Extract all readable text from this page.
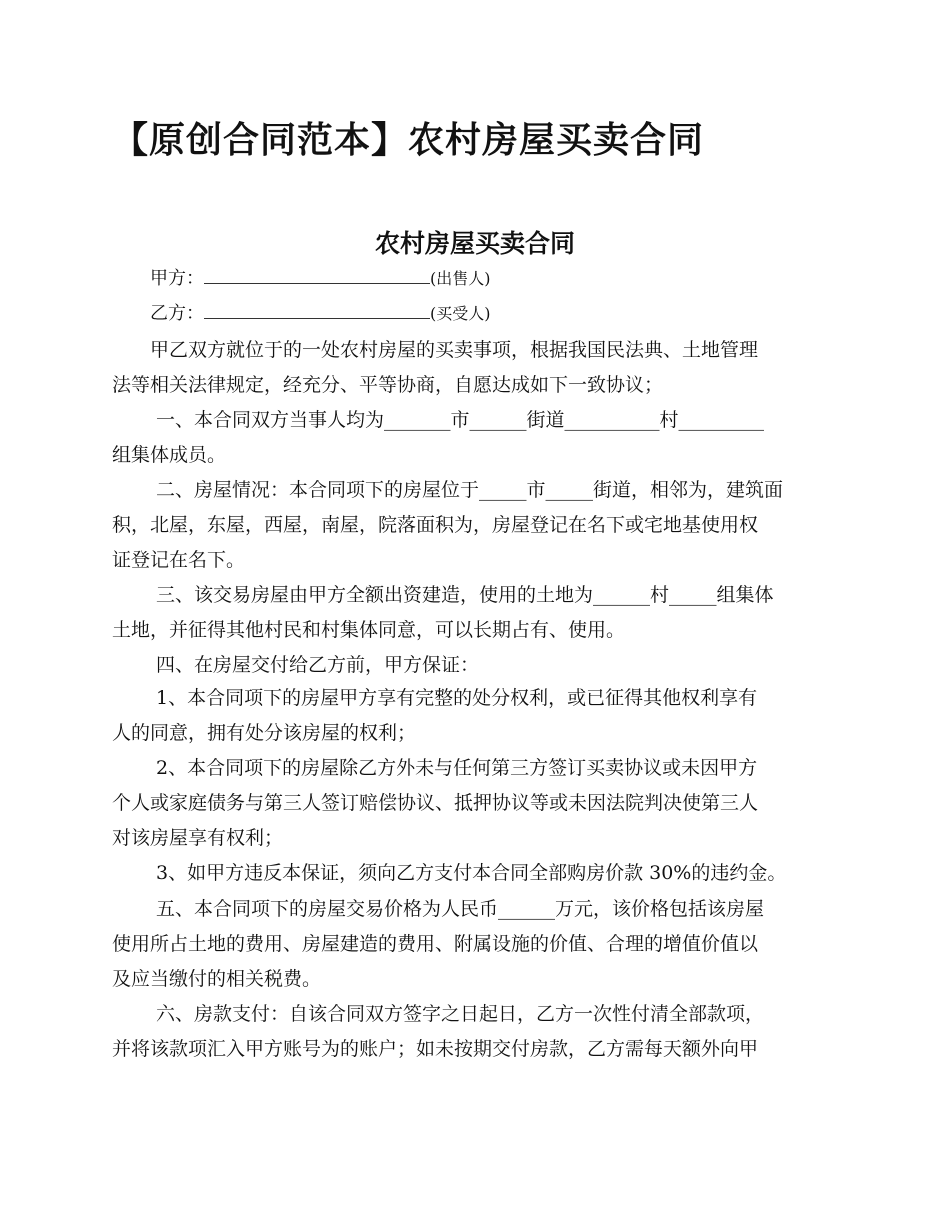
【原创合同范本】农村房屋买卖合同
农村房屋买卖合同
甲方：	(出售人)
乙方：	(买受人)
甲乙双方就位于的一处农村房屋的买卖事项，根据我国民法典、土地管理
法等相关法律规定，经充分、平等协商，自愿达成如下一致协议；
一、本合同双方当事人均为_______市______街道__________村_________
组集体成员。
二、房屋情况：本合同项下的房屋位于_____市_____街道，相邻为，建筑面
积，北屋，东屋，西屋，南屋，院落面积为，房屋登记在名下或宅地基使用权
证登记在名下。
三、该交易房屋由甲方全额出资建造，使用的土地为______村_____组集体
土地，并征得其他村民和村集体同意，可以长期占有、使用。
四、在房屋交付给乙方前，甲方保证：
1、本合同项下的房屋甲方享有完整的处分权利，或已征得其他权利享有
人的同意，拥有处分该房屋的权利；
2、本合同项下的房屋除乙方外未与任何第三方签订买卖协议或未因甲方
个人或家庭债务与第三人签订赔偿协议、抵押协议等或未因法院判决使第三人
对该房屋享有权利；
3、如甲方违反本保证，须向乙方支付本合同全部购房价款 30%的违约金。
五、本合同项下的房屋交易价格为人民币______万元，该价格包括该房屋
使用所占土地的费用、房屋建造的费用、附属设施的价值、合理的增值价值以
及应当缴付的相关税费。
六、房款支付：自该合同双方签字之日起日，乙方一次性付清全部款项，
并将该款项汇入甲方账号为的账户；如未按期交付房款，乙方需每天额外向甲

...

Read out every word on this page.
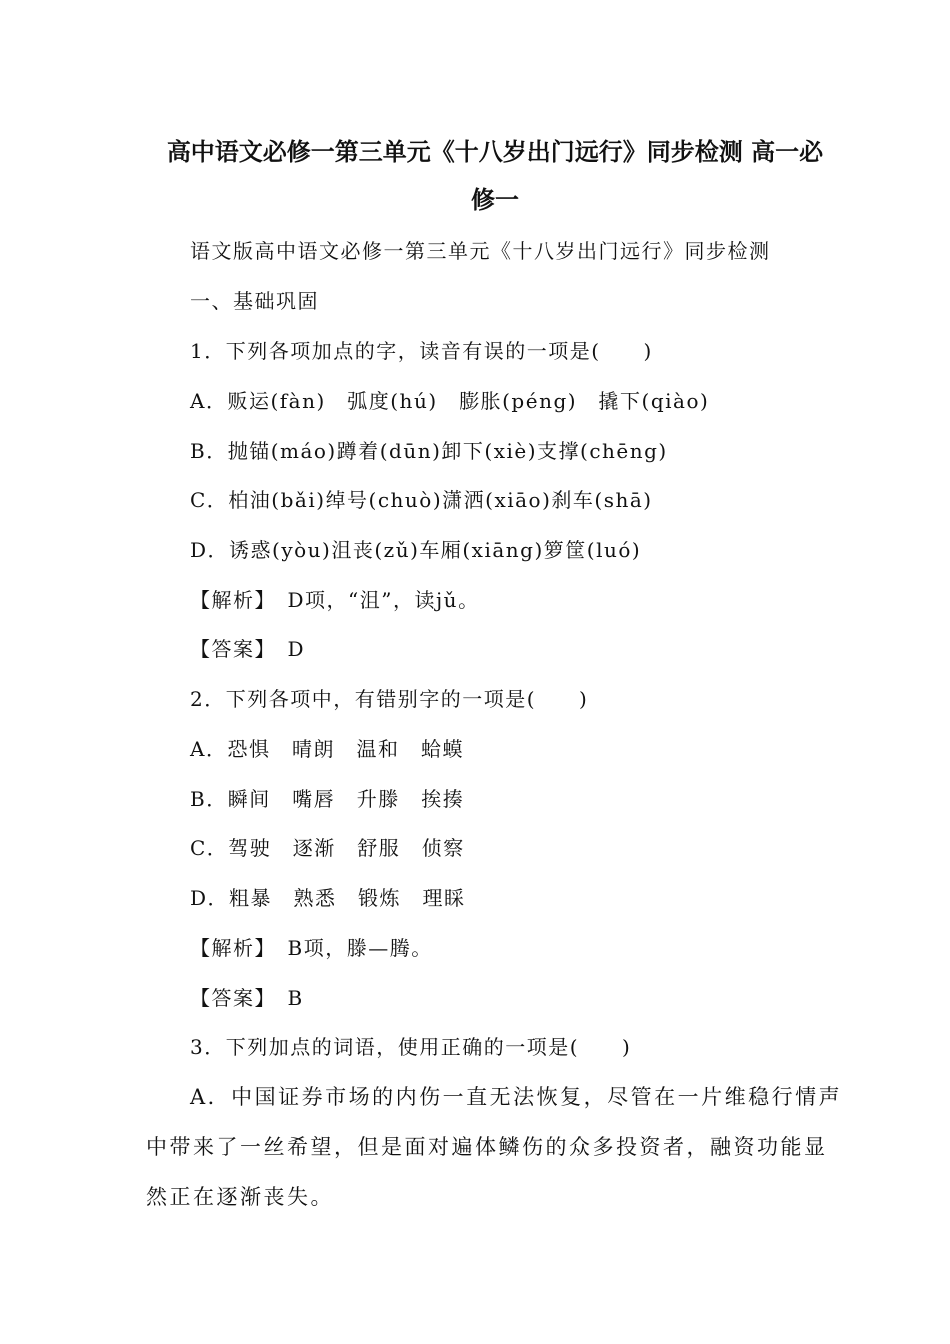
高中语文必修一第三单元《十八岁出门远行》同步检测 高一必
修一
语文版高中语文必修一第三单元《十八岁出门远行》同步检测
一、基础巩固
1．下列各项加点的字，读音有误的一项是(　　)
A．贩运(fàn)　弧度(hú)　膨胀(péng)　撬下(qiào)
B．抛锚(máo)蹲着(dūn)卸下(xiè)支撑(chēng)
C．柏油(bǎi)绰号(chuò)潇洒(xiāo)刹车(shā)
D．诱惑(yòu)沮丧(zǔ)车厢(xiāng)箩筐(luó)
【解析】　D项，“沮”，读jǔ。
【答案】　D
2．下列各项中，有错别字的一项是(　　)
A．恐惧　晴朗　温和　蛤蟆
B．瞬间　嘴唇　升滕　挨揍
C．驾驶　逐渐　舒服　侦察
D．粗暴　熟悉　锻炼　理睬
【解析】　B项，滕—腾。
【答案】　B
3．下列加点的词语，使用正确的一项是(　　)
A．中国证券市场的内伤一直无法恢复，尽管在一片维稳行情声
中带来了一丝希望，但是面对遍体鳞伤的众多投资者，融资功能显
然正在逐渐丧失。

...

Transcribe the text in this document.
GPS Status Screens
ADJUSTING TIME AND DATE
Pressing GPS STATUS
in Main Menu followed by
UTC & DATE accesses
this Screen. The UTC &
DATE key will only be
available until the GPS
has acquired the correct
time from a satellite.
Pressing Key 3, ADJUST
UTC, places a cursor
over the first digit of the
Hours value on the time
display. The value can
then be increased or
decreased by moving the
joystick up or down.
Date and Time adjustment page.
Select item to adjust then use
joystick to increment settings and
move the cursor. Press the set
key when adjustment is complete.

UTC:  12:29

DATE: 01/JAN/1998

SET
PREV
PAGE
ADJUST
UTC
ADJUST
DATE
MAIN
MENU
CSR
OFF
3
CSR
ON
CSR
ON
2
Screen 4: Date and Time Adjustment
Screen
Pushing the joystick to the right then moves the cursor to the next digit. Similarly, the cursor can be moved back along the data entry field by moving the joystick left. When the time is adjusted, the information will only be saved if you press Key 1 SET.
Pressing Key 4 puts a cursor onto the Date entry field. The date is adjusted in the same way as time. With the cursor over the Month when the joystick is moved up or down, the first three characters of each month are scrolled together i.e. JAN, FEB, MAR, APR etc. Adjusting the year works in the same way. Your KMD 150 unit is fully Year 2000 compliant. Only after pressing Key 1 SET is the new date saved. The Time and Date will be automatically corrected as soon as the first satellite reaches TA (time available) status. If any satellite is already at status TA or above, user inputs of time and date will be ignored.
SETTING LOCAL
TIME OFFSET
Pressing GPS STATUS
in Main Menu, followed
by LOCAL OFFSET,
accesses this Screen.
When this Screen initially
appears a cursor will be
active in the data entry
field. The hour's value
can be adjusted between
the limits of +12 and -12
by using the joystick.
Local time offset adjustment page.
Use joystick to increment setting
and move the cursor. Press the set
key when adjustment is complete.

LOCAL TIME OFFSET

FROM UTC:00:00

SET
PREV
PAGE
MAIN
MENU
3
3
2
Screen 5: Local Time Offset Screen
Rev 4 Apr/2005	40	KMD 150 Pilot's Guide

> [STATED GOAL] Count each line with "data" in it and report that figure by itself.

> [EXPECTED ANSWER] 2